Carry on the walkthrough of the Haskell JSON parser from the point where it stops.

### SOURCE EXTRACT
■ ■ ■

Okay so this makes a little less sense if you know what is going on here. We are defining a parser which returns an Integer because for fun I am going to make this thing sum up all of the numbers that show up in the input. This is just because we have to do something meaningful, but I don't really feel like doing too much more with it. So with that in mind, let's go through what is going on here. JSON is either an object or an array. We need the <* eof to say basically that we want to parse all of the input and fail if there is any trailing characters that do not properly parse. So basically {"key":1},[1,2,3] should not parse as valid, but without the extra bit it would parse just ignorning the ,[1,2,3]. Ok well what is an object?

object :: Parser Integer
object = summedListOfStuff braces keyValue <?> "object"

summedListOfStuff :: (CharParser () [[Integer]] -> CharParser () [[Integer]])
                  -> Parser Integer
                  -> Parser Integer
summedListOfStuff f v =
  do
    vs <- f . commaSep $ (many1 v)
    return (sum . concat $ vs)

■ ■ ■

(Records from a collection)
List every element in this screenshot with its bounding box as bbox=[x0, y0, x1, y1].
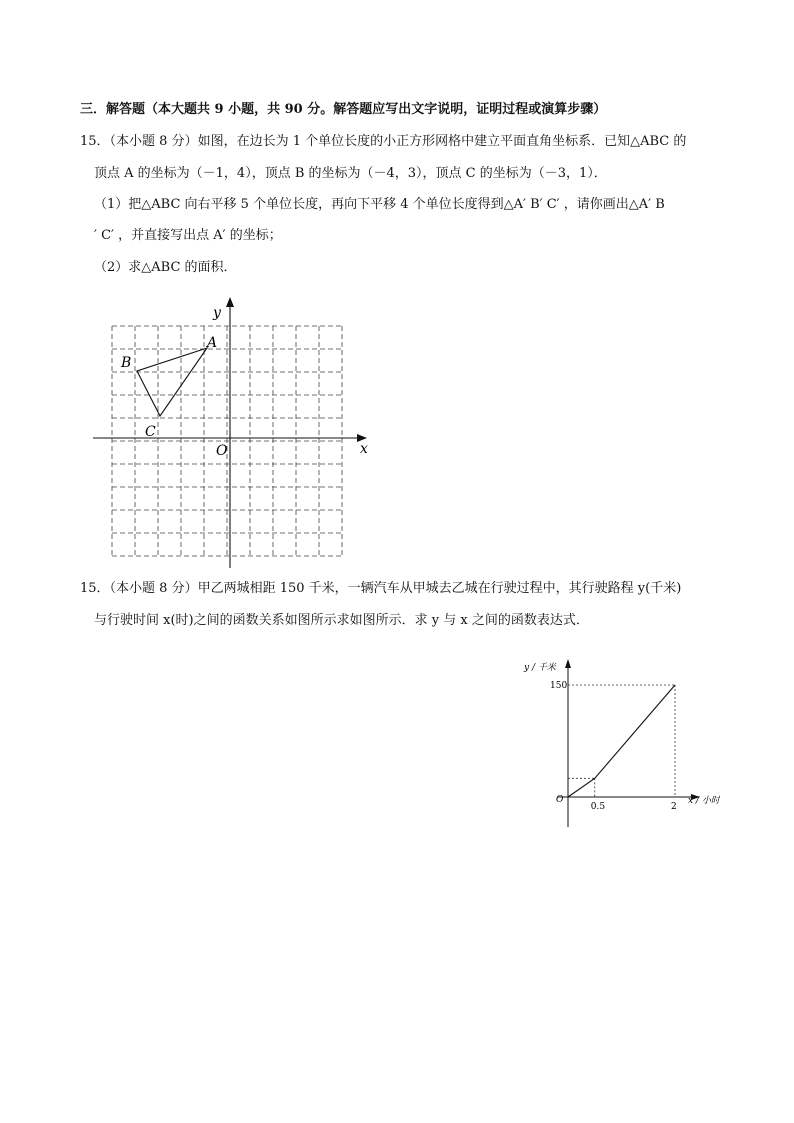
section-heading: 三．解答题（本大题共 9 小题，共 90 分。解答题应写出文字说明，证明过程或演算步骤） bbox=[80, 102, 607, 117]
series-line bbox=[568, 685, 675, 797]
dashed-grid bbox=[112, 326, 342, 556]
question-1-line-2: 顶点 A 的坐标为（－1，4），顶点 B 的坐标为（－4，3），顶点 C 的坐标为（－3，1）． bbox=[94, 166, 607, 181]
chart-y-arrow bbox=[565, 659, 571, 668]
y-tick-label: 150 bbox=[550, 681, 568, 691]
question-1-part-1-a: （1）把△ABC 向右平移 5 个单位长度，再向下平移 4 个单位长度得到△A′ B′ C′ ，请你画出△A′ B bbox=[94, 197, 665, 212]
question-1-line-1: （本小题 8 分）如图，在边长为 1 个单位长度的小正方形网格中建立平面直角坐标系．已知△ABC 的 bbox=[109, 134, 687, 149]
chart-origin-label: O bbox=[556, 795, 564, 805]
point-b-label: B bbox=[121, 355, 132, 371]
x-tick-label: 2 bbox=[671, 802, 677, 812]
y-axis-arrow bbox=[226, 297, 234, 307]
origin-label: O bbox=[216, 443, 228, 459]
question-2-line-2: 与行驶时间 x(时)之间的函数关系如图所示求如图所示．求 y 与 x 之间的函数表达式． bbox=[94, 613, 589, 628]
distance-time-chart bbox=[520, 655, 720, 835]
coordinate-grid-figure bbox=[85, 293, 375, 573]
question-1-number: 15． bbox=[80, 134, 110, 149]
question-1-intro bbox=[80, 133, 686, 151]
chart-ylabel: y / 千米 bbox=[524, 663, 556, 673]
point-a-label: A bbox=[207, 335, 218, 351]
chart-tick-labels bbox=[550, 681, 677, 812]
question-1-part-1-b: ′ C′ ，并直接写出点 A′ 的坐标； bbox=[94, 228, 282, 243]
chart-xlabel: x / 小时 bbox=[688, 796, 720, 806]
x-tick-label: 0.5 bbox=[590, 802, 606, 812]
question-1-part-2: （2）求△ABC 的面积． bbox=[94, 260, 237, 275]
x-axis-label: x bbox=[360, 441, 368, 457]
question-2-intro bbox=[80, 580, 681, 598]
point-c-label: C bbox=[145, 424, 156, 440]
axes bbox=[93, 297, 367, 568]
chart-guide-lines bbox=[568, 685, 675, 797]
question-2-line-1: （本小题 8 分）甲乙两城相距 150 千米，一辆汽车从甲城去乙城在行驶过程中，其行驶路程 y(千米) bbox=[109, 581, 682, 596]
chart-axes bbox=[558, 659, 700, 827]
triangle-abc bbox=[137, 348, 207, 416]
y-axis-label: y bbox=[213, 305, 221, 321]
question-2-number: 15． bbox=[80, 581, 110, 596]
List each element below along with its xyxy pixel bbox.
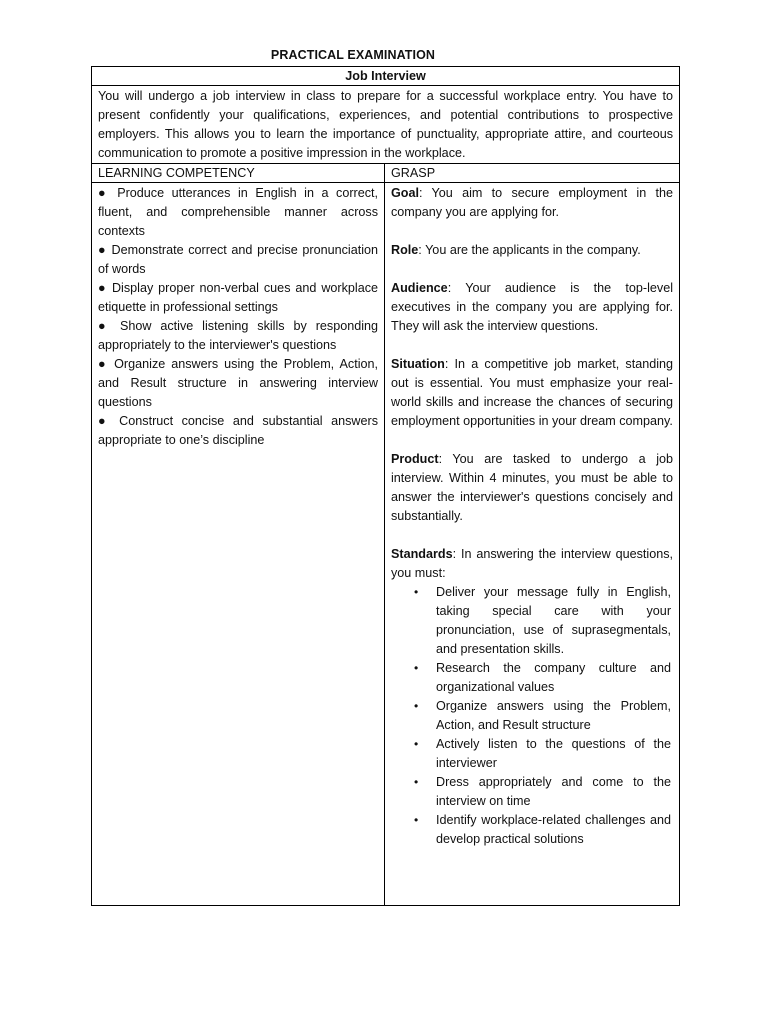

■ ■ ■

### ANSWER
An object is key-value pairs between a set of braces, and because we are trying to sum up the numbers we find we use an auxiliary function to create a parser that does just that when given the outer delimeters and a parser. It turns out that array is very similar

array :: Parser Integer
array = summedListOfStuff brackets value <?> "array"

Basically the same thing just instead of braces we have brackets and instead of key-value pairs we just have values. This highlights the declarative nature of combinator parsers where you just describe what something is and out comes a parser that does what you want. So as long as we define what a key-value pair is and what a value is then we are done.

keyValue :: Parser Integer
keyValue = stringLit >>= (\_ -> colon >>= (\_ -> value)) <?> "key-value pair"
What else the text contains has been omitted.